*** Opening Data excerpts ***

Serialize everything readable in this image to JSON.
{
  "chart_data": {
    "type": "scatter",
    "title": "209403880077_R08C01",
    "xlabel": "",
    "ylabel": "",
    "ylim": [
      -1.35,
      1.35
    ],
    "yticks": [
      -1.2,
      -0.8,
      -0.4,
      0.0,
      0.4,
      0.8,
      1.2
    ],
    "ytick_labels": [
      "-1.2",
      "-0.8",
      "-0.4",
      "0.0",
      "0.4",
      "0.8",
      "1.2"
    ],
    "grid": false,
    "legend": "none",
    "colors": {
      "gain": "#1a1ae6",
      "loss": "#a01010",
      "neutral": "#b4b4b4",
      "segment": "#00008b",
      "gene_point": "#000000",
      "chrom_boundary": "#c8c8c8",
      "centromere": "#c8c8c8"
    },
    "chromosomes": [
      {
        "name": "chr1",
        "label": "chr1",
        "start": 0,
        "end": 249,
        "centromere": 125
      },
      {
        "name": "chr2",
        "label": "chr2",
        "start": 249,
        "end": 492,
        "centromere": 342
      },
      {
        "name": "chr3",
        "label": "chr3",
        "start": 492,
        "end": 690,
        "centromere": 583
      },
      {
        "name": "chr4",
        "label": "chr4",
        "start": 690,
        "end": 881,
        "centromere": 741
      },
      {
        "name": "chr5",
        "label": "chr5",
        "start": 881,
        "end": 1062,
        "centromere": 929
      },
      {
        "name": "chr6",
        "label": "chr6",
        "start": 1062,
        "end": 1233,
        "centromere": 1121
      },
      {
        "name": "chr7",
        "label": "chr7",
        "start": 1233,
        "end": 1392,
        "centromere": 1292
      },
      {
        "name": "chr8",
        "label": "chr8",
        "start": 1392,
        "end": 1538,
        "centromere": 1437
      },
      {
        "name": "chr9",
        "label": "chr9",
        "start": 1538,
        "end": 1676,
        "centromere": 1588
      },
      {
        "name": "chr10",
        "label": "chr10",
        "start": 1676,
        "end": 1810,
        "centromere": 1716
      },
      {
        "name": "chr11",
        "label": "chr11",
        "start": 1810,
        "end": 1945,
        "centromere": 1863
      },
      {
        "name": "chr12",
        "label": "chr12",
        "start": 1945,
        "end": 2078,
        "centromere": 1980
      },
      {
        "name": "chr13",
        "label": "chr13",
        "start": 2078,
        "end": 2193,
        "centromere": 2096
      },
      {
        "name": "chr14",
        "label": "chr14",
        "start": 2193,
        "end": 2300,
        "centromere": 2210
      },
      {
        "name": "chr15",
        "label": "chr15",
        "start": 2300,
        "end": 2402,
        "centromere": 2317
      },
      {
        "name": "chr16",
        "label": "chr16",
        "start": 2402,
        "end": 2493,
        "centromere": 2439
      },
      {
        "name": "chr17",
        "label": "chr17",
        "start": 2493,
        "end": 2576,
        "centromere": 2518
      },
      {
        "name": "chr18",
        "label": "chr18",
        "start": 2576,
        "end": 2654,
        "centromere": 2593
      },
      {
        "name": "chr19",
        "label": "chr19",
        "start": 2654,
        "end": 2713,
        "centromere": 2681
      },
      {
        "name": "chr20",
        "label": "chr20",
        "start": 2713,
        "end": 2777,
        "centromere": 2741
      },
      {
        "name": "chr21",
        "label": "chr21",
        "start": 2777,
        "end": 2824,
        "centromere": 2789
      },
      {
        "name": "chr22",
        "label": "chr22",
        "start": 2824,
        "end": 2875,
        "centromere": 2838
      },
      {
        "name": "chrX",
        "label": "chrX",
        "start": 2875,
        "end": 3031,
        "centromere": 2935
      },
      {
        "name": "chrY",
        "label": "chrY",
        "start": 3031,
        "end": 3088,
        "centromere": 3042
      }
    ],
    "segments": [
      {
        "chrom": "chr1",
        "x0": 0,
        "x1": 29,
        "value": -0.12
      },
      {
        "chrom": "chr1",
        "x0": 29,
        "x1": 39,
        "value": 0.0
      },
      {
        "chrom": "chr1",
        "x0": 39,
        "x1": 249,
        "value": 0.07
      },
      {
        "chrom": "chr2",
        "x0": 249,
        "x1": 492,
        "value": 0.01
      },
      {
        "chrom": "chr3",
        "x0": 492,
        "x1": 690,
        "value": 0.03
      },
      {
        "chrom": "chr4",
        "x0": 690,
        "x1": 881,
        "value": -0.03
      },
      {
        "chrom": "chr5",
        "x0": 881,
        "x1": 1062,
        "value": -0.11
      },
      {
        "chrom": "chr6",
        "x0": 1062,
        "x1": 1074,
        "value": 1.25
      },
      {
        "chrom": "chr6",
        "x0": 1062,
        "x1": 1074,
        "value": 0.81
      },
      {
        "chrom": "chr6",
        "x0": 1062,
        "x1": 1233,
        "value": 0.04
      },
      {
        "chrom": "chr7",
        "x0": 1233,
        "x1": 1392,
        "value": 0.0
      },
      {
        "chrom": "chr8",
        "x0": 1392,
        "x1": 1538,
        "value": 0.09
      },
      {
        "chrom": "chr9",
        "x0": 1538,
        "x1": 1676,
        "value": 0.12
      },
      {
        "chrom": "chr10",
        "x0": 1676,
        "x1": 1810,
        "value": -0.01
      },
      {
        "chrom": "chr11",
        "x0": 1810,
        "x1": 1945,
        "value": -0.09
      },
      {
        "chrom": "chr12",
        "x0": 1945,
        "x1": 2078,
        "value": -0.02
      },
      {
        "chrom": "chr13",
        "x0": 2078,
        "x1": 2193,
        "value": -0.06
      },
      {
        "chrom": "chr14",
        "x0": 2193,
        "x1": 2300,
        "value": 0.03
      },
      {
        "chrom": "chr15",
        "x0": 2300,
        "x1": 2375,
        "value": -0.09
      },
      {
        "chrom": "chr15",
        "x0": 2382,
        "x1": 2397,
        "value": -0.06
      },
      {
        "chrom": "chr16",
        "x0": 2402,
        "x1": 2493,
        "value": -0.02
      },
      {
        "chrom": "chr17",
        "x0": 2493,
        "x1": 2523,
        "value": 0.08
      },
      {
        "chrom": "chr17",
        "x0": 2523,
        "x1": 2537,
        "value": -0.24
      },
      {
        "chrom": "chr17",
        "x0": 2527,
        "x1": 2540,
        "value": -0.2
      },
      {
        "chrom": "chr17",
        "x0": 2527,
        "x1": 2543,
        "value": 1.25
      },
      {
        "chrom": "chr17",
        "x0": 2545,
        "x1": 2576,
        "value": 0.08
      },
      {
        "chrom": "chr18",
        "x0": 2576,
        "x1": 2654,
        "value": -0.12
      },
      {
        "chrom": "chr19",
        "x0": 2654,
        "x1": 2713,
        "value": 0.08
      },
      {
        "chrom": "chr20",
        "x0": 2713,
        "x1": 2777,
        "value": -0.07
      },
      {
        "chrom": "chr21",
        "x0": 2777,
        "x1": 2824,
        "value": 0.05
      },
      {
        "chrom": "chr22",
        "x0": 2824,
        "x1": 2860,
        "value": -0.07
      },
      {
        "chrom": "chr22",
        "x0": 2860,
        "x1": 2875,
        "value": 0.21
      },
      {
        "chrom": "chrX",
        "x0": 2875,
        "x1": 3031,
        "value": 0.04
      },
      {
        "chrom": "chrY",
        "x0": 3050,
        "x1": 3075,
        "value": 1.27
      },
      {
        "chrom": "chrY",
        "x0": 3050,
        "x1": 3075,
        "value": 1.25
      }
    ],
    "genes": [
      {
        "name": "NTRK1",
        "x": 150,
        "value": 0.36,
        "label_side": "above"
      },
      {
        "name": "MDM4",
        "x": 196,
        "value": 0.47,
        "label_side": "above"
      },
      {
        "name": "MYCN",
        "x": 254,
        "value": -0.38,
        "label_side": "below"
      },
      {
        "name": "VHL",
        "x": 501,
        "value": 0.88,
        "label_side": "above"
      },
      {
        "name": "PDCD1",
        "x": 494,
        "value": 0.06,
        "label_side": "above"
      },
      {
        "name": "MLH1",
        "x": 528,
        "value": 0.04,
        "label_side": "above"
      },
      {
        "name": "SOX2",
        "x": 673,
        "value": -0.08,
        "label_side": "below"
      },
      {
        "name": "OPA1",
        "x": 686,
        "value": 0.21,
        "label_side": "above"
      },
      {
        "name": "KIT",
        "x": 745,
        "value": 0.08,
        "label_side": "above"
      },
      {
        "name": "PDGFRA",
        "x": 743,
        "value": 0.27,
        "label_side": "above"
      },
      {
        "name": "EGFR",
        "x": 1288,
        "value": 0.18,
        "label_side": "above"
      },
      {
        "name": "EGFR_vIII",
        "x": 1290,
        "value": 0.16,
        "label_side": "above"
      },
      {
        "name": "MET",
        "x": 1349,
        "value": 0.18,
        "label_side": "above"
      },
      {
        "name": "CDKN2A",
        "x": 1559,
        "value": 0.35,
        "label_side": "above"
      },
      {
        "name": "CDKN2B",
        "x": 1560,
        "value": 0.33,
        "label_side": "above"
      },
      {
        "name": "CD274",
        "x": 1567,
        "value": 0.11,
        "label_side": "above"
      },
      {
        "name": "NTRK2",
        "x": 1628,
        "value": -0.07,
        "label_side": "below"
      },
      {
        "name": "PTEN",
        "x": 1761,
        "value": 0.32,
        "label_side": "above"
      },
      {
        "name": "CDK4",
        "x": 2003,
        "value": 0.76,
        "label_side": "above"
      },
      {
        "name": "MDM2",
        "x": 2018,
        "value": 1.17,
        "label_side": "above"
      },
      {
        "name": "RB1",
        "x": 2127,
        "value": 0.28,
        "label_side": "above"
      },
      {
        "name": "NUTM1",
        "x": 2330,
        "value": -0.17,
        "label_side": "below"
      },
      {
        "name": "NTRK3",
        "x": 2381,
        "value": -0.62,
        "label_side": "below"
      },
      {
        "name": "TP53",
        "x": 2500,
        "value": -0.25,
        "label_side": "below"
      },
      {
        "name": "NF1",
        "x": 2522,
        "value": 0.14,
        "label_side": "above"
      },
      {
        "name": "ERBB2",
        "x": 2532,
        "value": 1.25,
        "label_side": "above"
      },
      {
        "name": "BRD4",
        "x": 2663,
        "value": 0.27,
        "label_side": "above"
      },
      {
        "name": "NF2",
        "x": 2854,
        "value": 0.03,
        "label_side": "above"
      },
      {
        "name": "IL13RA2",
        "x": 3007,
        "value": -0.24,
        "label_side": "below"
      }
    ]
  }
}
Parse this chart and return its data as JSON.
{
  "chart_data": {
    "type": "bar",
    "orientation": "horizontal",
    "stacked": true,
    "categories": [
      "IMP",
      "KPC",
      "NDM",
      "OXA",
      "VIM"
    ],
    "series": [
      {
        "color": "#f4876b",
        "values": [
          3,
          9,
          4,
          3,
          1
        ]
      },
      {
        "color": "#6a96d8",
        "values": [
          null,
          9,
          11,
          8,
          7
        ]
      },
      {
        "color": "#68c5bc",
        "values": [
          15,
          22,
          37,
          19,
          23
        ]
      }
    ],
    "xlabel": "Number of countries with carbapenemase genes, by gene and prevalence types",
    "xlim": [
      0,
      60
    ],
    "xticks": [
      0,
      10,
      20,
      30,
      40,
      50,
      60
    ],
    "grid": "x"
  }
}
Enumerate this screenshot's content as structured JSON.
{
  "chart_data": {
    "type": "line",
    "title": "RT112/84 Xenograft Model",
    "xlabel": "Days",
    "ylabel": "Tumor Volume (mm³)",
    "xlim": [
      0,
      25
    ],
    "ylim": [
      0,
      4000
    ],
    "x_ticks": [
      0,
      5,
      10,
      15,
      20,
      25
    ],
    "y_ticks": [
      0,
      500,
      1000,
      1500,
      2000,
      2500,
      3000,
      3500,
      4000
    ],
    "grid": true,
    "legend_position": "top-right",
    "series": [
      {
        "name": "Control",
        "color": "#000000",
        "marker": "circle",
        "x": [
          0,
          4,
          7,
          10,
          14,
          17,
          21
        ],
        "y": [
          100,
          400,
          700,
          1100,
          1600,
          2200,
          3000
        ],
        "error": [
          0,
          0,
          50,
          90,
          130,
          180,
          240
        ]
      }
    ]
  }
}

*** Closing Data excerpts ***

Looking at the entries above, copy out every line in which "JSON" occurs.

Reply to the task —
Serialize everything readable in this image to JSON.
Parse this chart and return its data as JSON.
Enumerate this screenshot's content as structured JSON.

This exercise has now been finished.